_Exercise:_ Establish how many lines in the material include the string "любом" and report it as a lone number.
===
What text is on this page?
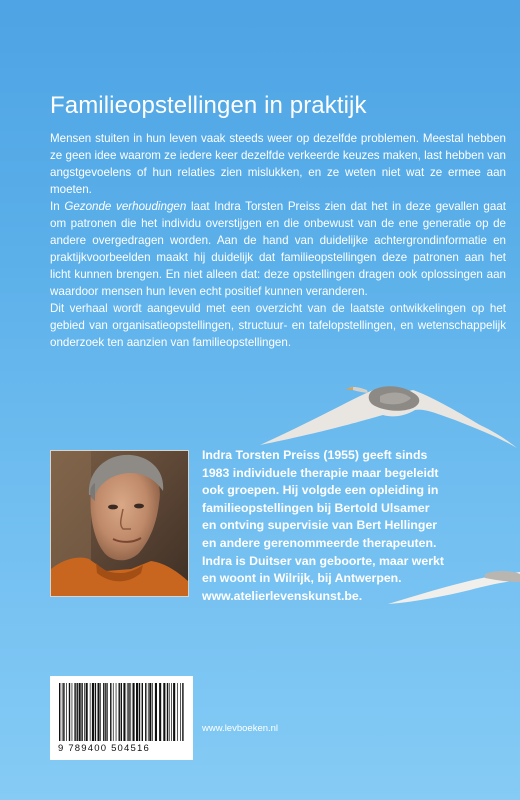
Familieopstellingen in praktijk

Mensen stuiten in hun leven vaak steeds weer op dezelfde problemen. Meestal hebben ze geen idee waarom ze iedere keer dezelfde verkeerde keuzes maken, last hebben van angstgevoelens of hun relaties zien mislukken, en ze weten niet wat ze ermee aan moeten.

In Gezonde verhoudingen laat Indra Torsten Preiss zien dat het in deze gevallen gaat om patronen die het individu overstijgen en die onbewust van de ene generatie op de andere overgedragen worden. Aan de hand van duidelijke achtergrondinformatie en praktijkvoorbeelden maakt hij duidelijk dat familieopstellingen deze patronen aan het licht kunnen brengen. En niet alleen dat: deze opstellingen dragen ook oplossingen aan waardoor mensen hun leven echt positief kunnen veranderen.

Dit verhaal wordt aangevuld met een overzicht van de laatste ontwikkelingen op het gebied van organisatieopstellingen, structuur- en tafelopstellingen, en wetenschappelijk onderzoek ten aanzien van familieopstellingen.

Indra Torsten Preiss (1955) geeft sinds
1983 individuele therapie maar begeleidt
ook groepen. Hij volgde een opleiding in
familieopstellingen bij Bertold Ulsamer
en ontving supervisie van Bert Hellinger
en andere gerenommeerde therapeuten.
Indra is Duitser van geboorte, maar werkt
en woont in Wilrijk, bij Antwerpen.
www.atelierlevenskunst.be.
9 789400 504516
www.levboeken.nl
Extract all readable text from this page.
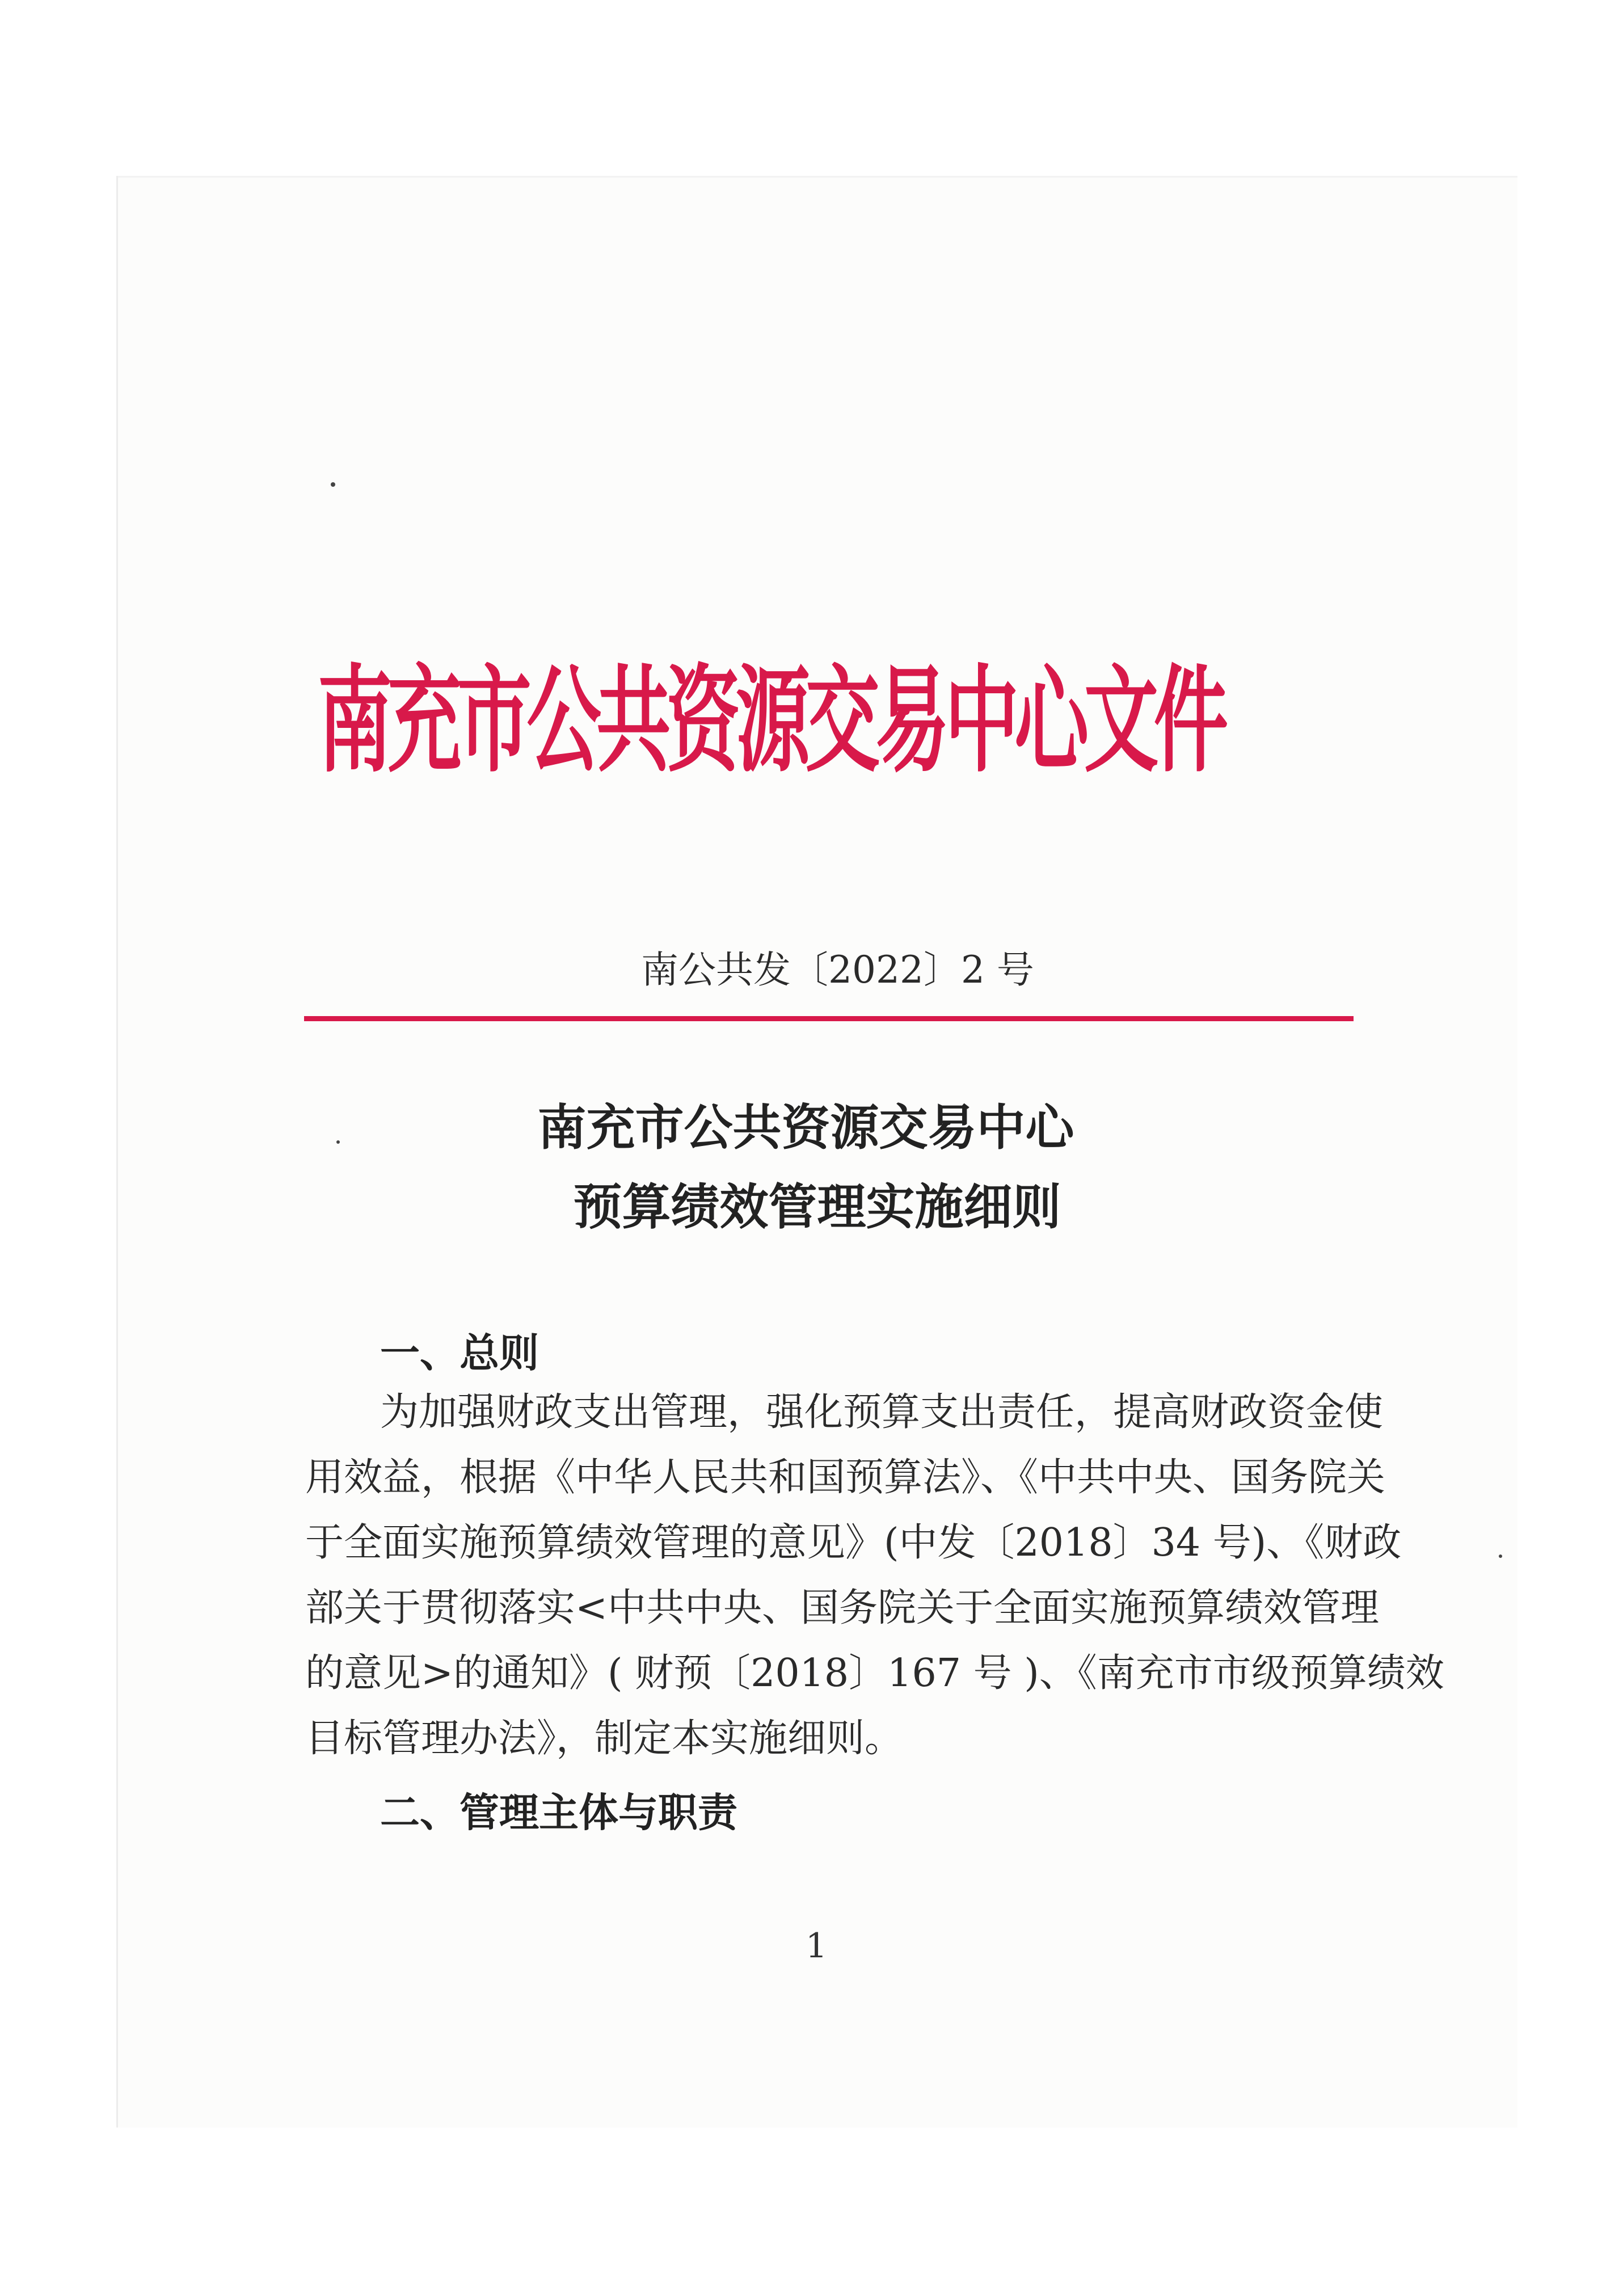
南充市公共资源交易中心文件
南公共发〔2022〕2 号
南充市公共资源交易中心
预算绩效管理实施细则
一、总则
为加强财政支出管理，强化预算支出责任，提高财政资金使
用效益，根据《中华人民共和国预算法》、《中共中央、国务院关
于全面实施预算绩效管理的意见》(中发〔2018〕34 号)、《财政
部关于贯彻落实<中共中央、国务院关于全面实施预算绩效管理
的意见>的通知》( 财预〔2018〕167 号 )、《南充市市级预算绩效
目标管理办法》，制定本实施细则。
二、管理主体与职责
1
===
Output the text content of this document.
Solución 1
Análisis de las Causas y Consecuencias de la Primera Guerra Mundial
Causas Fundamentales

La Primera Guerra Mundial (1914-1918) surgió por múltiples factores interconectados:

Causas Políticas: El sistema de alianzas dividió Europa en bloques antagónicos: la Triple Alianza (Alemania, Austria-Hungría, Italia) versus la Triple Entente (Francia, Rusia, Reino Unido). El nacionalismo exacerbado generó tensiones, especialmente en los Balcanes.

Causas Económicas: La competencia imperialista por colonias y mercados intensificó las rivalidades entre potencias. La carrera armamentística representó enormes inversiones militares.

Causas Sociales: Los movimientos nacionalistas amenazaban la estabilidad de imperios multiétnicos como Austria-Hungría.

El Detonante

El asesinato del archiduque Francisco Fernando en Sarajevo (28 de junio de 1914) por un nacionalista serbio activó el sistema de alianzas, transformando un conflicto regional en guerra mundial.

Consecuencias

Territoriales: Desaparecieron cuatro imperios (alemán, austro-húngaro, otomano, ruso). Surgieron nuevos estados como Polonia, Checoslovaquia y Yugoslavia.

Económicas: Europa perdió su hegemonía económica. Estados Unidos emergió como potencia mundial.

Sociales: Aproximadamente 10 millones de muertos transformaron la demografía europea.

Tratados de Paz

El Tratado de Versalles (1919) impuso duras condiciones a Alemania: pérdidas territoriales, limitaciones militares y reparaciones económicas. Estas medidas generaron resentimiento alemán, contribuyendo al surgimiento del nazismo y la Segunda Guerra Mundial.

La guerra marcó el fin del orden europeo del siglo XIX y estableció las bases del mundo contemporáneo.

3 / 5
===
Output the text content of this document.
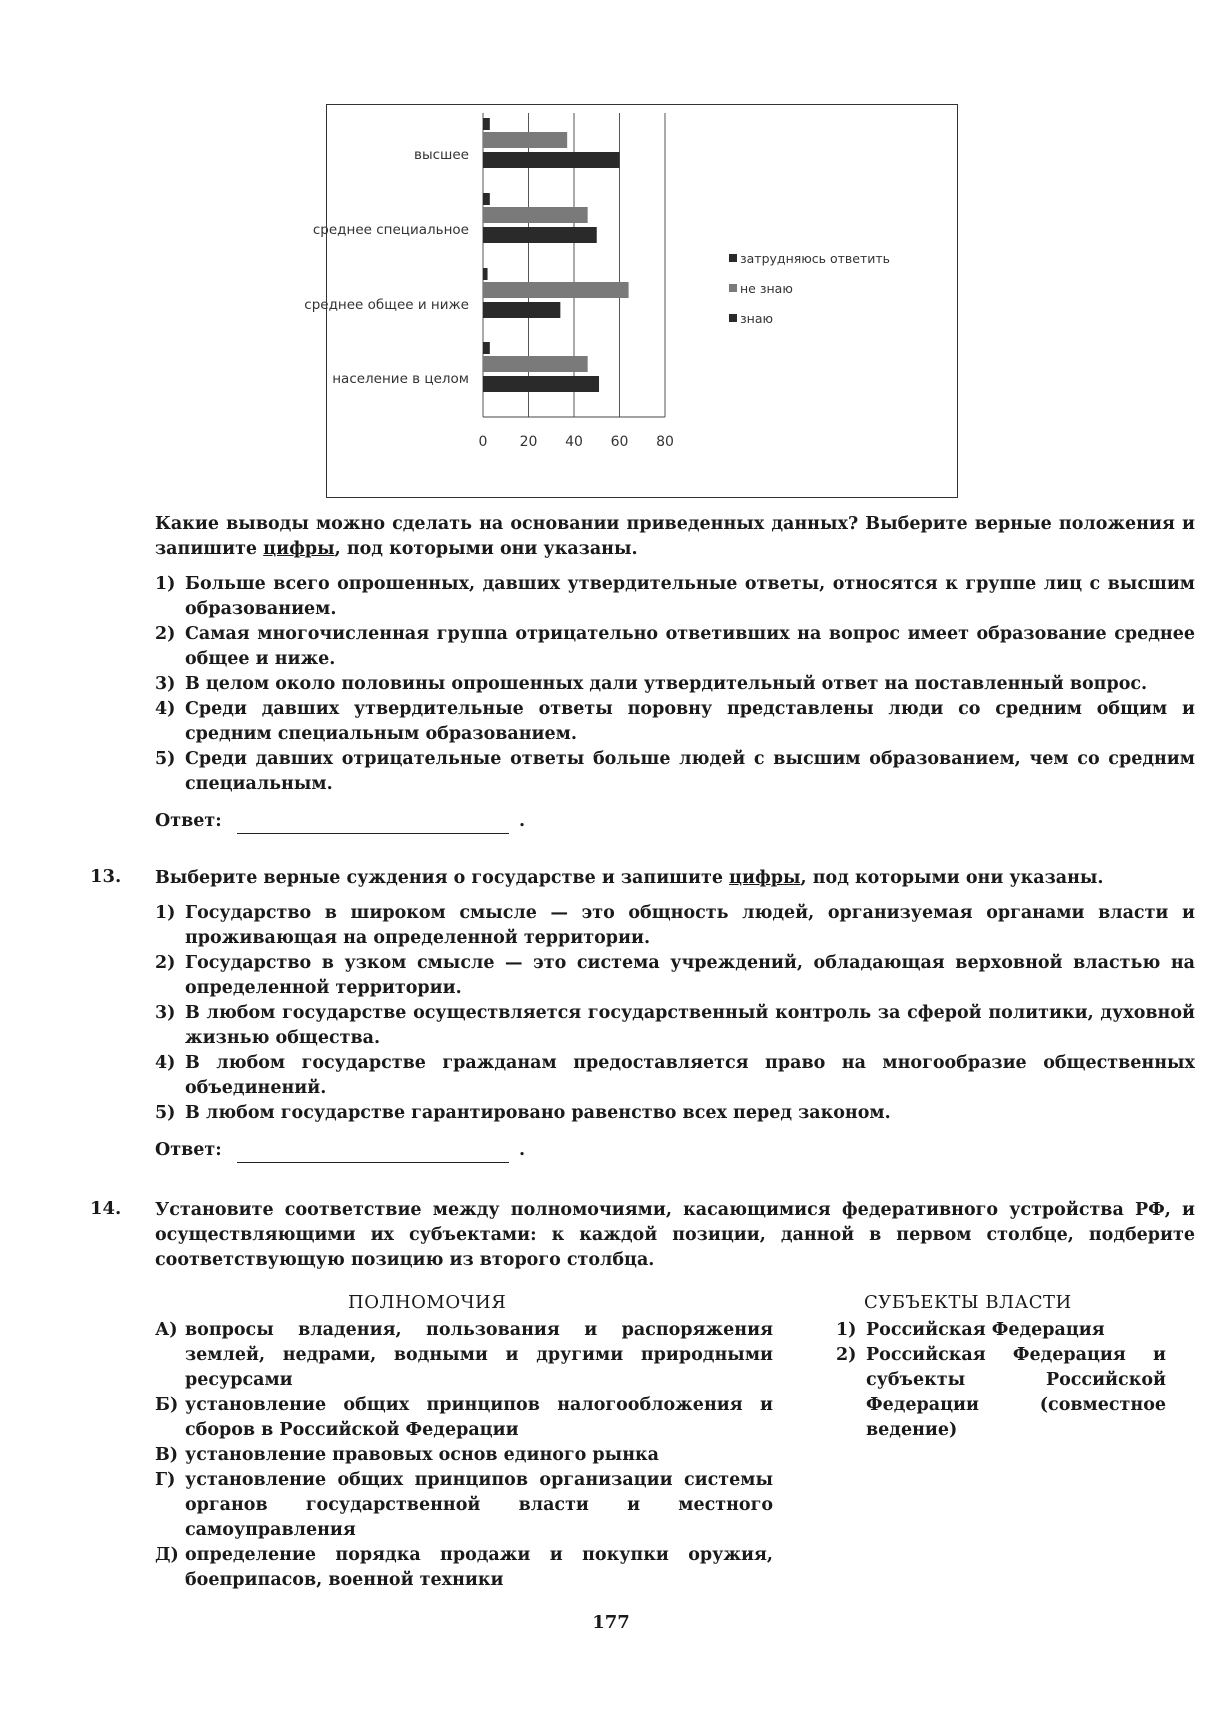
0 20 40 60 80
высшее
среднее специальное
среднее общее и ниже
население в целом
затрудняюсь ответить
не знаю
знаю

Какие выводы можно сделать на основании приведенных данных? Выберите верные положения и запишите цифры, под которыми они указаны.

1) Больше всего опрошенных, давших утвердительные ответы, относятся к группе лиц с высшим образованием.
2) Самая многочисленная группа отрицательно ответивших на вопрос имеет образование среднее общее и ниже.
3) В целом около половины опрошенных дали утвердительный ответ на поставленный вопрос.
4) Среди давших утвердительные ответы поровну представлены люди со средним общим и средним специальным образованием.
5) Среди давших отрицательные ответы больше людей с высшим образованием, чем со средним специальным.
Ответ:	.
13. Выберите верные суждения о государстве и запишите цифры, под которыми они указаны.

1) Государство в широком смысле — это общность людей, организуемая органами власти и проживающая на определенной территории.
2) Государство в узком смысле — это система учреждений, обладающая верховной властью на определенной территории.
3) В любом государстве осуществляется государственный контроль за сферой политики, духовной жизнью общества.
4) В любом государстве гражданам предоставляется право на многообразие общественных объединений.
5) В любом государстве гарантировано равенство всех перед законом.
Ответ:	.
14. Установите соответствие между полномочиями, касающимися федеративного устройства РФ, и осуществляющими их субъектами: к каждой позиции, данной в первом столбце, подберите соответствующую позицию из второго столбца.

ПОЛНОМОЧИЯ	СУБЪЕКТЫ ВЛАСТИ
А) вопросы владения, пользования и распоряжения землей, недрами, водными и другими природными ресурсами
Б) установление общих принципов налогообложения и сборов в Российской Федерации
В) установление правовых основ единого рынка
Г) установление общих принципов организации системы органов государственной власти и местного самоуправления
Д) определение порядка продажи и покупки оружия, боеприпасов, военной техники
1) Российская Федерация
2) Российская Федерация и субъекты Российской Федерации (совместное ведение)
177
===
_Task result:_ 3